EXERCISE AIM
Pull out every line with the word "JSON".

(Entries from a dataset)
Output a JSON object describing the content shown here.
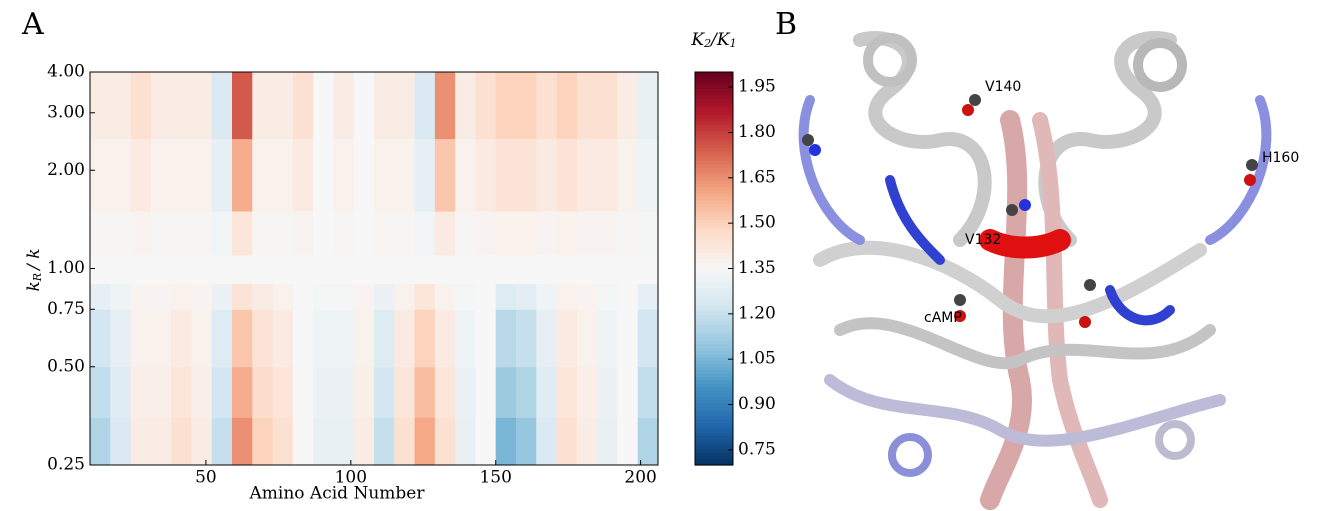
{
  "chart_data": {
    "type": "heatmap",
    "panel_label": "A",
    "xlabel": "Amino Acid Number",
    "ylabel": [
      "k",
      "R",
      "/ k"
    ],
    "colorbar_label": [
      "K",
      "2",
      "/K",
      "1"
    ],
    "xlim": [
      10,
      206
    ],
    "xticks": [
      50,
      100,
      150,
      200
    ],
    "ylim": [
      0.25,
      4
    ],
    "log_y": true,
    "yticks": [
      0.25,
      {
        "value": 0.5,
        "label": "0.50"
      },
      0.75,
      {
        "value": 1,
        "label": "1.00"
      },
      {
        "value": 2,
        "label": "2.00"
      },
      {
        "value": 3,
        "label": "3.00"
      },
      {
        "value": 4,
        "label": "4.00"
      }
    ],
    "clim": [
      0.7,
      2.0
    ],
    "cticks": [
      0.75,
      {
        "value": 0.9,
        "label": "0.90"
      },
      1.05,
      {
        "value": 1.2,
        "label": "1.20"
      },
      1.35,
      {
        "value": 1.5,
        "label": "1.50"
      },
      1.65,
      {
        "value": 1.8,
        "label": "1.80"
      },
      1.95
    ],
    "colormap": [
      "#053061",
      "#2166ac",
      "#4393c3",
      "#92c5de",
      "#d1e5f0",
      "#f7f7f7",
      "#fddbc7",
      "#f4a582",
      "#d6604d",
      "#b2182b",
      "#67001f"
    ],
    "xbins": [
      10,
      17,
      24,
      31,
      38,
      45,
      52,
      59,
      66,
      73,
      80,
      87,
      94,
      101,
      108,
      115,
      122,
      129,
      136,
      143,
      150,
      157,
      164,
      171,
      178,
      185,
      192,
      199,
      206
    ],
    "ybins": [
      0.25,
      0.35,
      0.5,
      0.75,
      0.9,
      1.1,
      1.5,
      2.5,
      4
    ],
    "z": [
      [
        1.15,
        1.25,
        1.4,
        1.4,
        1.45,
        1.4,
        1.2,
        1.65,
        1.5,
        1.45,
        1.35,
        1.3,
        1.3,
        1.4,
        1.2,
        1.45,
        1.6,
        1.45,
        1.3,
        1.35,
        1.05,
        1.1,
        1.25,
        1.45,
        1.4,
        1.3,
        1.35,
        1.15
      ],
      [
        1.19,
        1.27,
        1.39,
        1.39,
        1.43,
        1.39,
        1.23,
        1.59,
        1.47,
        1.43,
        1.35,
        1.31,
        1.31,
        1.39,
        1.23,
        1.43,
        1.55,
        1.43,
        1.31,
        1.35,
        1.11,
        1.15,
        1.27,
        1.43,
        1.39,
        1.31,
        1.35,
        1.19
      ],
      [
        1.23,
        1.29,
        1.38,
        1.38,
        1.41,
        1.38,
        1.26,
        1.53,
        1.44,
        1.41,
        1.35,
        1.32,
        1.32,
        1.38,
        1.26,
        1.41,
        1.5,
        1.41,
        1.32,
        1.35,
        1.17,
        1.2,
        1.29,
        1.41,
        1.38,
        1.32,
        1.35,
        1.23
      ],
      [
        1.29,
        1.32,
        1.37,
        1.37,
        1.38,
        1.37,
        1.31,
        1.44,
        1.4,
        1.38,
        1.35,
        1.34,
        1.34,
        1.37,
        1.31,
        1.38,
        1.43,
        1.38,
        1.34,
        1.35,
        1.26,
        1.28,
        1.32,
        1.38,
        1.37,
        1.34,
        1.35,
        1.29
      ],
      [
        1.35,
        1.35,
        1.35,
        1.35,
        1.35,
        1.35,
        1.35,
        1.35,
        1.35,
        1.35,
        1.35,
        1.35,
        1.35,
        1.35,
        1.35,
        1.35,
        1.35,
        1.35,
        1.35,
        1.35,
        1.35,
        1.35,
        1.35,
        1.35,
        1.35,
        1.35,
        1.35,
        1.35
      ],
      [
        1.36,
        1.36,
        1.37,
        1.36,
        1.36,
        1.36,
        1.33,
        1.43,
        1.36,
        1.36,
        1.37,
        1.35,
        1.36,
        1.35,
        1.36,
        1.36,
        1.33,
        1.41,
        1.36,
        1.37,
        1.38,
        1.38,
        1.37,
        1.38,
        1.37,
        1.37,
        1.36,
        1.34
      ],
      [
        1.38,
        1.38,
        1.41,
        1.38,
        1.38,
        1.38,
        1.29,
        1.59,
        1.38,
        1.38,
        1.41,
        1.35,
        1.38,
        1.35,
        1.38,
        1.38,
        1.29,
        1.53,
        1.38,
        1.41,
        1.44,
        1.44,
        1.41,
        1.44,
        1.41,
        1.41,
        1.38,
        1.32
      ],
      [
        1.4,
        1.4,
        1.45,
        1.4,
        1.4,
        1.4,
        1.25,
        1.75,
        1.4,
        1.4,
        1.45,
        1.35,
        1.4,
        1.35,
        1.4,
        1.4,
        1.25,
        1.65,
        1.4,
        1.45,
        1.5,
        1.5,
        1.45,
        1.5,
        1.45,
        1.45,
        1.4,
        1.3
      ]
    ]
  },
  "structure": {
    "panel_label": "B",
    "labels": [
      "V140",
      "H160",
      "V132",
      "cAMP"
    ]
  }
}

--

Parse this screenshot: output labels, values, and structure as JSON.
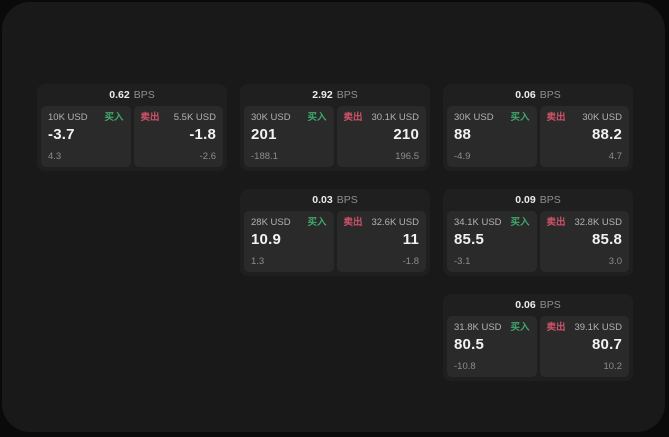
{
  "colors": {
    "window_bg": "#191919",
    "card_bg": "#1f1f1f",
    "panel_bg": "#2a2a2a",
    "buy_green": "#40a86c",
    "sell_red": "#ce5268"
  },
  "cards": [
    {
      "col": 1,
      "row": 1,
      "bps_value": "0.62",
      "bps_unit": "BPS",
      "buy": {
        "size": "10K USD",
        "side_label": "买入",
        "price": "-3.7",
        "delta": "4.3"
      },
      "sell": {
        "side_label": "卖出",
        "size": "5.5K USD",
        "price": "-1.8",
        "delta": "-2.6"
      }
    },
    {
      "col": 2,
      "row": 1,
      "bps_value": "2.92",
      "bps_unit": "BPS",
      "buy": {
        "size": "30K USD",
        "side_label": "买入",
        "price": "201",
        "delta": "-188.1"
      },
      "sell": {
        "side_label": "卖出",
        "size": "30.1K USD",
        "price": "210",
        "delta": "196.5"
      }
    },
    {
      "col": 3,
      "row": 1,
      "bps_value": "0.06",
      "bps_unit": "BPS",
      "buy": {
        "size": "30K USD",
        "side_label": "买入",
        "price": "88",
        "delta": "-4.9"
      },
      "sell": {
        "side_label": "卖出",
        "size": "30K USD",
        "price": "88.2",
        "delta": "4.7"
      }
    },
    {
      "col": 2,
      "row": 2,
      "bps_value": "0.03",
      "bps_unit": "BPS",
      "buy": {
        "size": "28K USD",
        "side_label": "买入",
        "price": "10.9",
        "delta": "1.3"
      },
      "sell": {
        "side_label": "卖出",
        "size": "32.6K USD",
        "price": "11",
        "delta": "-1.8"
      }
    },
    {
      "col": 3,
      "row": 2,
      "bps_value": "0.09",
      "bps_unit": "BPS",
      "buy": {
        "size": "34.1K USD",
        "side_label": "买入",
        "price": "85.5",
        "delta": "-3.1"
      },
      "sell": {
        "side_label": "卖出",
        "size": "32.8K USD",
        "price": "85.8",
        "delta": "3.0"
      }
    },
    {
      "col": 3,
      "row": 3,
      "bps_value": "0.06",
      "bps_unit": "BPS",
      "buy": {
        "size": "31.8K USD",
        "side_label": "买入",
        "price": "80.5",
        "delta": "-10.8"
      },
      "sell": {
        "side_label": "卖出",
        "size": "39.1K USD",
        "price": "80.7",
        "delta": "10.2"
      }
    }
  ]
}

ANSWER
Output a JSON object describing the content shown here.
Parse this screenshot: output labels, values, and structure as JSON.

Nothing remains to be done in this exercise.